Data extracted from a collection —
.....
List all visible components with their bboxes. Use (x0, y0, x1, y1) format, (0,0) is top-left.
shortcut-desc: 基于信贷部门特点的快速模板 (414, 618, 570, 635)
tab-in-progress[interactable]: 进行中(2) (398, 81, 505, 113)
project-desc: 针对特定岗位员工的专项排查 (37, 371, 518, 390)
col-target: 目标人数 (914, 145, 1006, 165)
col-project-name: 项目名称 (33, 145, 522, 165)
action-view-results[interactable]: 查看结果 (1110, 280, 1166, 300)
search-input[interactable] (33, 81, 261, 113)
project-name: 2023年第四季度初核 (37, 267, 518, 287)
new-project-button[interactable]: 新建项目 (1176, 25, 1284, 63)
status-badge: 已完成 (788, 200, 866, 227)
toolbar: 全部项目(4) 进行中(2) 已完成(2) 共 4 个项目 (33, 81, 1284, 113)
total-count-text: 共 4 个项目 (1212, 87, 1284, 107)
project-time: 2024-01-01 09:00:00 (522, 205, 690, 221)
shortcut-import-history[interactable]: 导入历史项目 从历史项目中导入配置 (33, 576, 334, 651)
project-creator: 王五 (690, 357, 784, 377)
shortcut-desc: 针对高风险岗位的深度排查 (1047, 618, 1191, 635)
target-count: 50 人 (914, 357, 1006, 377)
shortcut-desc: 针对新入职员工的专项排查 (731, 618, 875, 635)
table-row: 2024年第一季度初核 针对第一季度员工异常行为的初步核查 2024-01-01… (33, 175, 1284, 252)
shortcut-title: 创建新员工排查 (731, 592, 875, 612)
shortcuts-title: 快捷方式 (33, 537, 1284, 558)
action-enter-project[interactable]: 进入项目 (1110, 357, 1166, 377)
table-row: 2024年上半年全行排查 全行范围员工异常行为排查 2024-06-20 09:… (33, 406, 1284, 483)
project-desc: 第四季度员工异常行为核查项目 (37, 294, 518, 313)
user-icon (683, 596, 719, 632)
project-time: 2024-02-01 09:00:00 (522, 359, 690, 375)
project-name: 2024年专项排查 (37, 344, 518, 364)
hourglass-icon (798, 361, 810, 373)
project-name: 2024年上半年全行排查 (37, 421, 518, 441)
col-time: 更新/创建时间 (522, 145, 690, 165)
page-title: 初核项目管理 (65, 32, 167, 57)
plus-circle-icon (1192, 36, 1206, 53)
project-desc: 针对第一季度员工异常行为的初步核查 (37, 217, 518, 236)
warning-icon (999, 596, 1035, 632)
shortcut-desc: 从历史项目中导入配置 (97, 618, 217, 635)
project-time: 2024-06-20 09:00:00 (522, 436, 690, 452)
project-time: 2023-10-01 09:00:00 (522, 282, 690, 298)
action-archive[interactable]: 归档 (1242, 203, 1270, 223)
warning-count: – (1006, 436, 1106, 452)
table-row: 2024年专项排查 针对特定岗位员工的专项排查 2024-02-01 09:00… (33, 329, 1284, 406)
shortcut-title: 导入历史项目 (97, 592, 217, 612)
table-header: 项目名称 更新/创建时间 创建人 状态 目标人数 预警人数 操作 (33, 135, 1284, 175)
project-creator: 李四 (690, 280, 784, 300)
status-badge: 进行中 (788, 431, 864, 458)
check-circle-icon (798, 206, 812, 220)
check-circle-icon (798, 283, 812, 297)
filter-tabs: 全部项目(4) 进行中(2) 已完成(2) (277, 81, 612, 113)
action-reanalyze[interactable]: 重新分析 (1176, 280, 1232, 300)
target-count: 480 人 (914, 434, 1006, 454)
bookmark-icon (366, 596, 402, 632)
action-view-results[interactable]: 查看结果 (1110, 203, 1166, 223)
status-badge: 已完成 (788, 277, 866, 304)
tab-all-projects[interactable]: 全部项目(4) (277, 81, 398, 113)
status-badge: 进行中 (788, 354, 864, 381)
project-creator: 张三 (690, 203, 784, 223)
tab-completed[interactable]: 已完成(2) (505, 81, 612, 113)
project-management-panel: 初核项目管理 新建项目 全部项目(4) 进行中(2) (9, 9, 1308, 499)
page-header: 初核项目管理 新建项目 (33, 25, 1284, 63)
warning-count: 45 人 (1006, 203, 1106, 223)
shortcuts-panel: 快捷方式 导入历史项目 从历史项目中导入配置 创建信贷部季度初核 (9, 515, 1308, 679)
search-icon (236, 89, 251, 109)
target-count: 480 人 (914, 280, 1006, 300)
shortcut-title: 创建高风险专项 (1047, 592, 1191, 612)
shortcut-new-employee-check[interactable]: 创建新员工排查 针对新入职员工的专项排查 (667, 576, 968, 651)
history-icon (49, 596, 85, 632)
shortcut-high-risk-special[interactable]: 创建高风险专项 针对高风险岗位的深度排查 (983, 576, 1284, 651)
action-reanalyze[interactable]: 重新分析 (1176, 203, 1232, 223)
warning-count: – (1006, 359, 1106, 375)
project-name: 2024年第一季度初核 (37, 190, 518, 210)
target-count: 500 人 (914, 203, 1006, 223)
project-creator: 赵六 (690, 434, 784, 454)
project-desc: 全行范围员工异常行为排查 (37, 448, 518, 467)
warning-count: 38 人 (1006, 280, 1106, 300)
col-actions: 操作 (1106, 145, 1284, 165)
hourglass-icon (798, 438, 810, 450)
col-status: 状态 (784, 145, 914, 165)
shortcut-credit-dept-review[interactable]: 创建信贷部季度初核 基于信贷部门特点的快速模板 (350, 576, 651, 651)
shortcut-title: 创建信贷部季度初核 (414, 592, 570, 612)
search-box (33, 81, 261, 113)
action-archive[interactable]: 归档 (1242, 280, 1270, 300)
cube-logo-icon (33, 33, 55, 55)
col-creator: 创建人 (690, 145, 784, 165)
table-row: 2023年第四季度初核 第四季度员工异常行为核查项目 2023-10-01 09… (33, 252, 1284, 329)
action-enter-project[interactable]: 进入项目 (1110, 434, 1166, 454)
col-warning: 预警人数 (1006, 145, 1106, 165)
.....
What to work on — Reproduce the data above, substituting "alert-count" for every occurrence of "warning-count" and keeping everything else unchanged.

Response below —
List all visible components with their bboxes. Use (x0, y0, x1, y1) format, (0,0) is top-left.
shortcut-desc: 基于信贷部门特点的快速模板 (414, 618, 570, 635)
tab-in-progress[interactable]: 进行中(2) (398, 81, 505, 113)
project-desc: 针对特定岗位员工的专项排查 (37, 371, 518, 390)
col-target: 目标人数 (914, 145, 1006, 165)
col-project-name: 项目名称 (33, 145, 522, 165)
action-view-results[interactable]: 查看结果 (1110, 280, 1166, 300)
search-input[interactable] (33, 81, 261, 113)
project-name: 2023年第四季度初核 (37, 267, 518, 287)
new-project-button[interactable]: 新建项目 (1176, 25, 1284, 63)
status-badge: 已完成 (788, 200, 866, 227)
toolbar: 全部项目(4) 进行中(2) 已完成(2) 共 4 个项目 (33, 81, 1284, 113)
total-count-text: 共 4 个项目 (1212, 87, 1284, 107)
project-time: 2024-01-01 09:00:00 (522, 205, 690, 221)
shortcut-import-history[interactable]: 导入历史项目 从历史项目中导入配置 (33, 576, 334, 651)
project-creator: 王五 (690, 357, 784, 377)
shortcut-desc: 针对高风险岗位的深度排查 (1047, 618, 1191, 635)
target-count: 50 人 (914, 357, 1006, 377)
shortcut-desc: 针对新入职员工的专项排查 (731, 618, 875, 635)
table-row: 2024年第一季度初核 针对第一季度员工异常行为的初步核查 2024-01-01… (33, 175, 1284, 252)
shortcut-title: 创建新员工排查 (731, 592, 875, 612)
shortcuts-title: 快捷方式 (33, 537, 1284, 558)
action-enter-project[interactable]: 进入项目 (1110, 357, 1166, 377)
table-row: 2024年上半年全行排查 全行范围员工异常行为排查 2024-06-20 09:… (33, 406, 1284, 483)
project-desc: 第四季度员工异常行为核查项目 (37, 294, 518, 313)
user-icon (683, 596, 719, 632)
project-time: 2024-02-01 09:00:00 (522, 359, 690, 375)
project-name: 2024年专项排查 (37, 344, 518, 364)
hourglass-icon (798, 361, 810, 373)
project-name: 2024年上半年全行排查 (37, 421, 518, 441)
col-time: 更新/创建时间 (522, 145, 690, 165)
page-title: 初核项目管理 (65, 32, 167, 57)
plus-circle-icon (1192, 36, 1206, 53)
project-desc: 针对第一季度员工异常行为的初步核查 (37, 217, 518, 236)
warning-icon (999, 596, 1035, 632)
shortcut-desc: 从历史项目中导入配置 (97, 618, 217, 635)
project-time: 2024-06-20 09:00:00 (522, 436, 690, 452)
project-time: 2023-10-01 09:00:00 (522, 282, 690, 298)
action-archive[interactable]: 归档 (1242, 203, 1270, 223)
alert-count: – (1006, 436, 1106, 452)
table-row: 2024年专项排查 针对特定岗位员工的专项排查 2024-02-01 09:00… (33, 329, 1284, 406)
shortcut-title: 导入历史项目 (97, 592, 217, 612)
table-header: 项目名称 更新/创建时间 创建人 状态 目标人数 预警人数 操作 (33, 135, 1284, 175)
project-creator: 李四 (690, 280, 784, 300)
status-badge: 进行中 (788, 431, 864, 458)
check-circle-icon (798, 206, 812, 220)
check-circle-icon (798, 283, 812, 297)
filter-tabs: 全部项目(4) 进行中(2) 已完成(2) (277, 81, 612, 113)
action-reanalyze[interactable]: 重新分析 (1176, 280, 1232, 300)
target-count: 480 人 (914, 434, 1006, 454)
bookmark-icon (366, 596, 402, 632)
action-view-results[interactable]: 查看结果 (1110, 203, 1166, 223)
status-badge: 已完成 (788, 277, 866, 304)
tab-all-projects[interactable]: 全部项目(4) (277, 81, 398, 113)
status-badge: 进行中 (788, 354, 864, 381)
project-creator: 张三 (690, 203, 784, 223)
tab-completed[interactable]: 已完成(2) (505, 81, 612, 113)
project-management-panel: 初核项目管理 新建项目 全部项目(4) 进行中(2) (9, 9, 1308, 499)
page-header: 初核项目管理 新建项目 (33, 25, 1284, 63)
alert-count: 45 人 (1006, 203, 1106, 223)
shortcuts-panel: 快捷方式 导入历史项目 从历史项目中导入配置 创建信贷部季度初核 (9, 515, 1308, 679)
search-icon (236, 89, 251, 109)
target-count: 480 人 (914, 280, 1006, 300)
shortcut-title: 创建高风险专项 (1047, 592, 1191, 612)
shortcut-new-employee-check[interactable]: 创建新员工排查 针对新入职员工的专项排查 (667, 576, 968, 651)
history-icon (49, 596, 85, 632)
shortcut-high-risk-special[interactable]: 创建高风险专项 针对高风险岗位的深度排查 (983, 576, 1284, 651)
action-reanalyze[interactable]: 重新分析 (1176, 203, 1232, 223)
alert-count: – (1006, 359, 1106, 375)
project-name: 2024年第一季度初核 (37, 190, 518, 210)
target-count: 500 人 (914, 203, 1006, 223)
project-creator: 赵六 (690, 434, 784, 454)
project-desc: 全行范围员工异常行为排查 (37, 448, 518, 467)
alert-count: 38 人 (1006, 280, 1106, 300)
col-actions: 操作 (1106, 145, 1284, 165)
hourglass-icon (798, 438, 810, 450)
col-status: 状态 (784, 145, 914, 165)
shortcut-credit-dept-review[interactable]: 创建信贷部季度初核 基于信贷部门特点的快速模板 (350, 576, 651, 651)
shortcut-title: 创建信贷部季度初核 (414, 592, 570, 612)
search-box (33, 81, 261, 113)
action-archive[interactable]: 归档 (1242, 280, 1270, 300)
cube-logo-icon (33, 33, 55, 55)
col-creator: 创建人 (690, 145, 784, 165)
table-row: 2023年第四季度初核 第四季度员工异常行为核查项目 2023-10-01 09… (33, 252, 1284, 329)
action-enter-project[interactable]: 进入项目 (1110, 434, 1166, 454)
col-warning: 预警人数 (1006, 145, 1106, 165)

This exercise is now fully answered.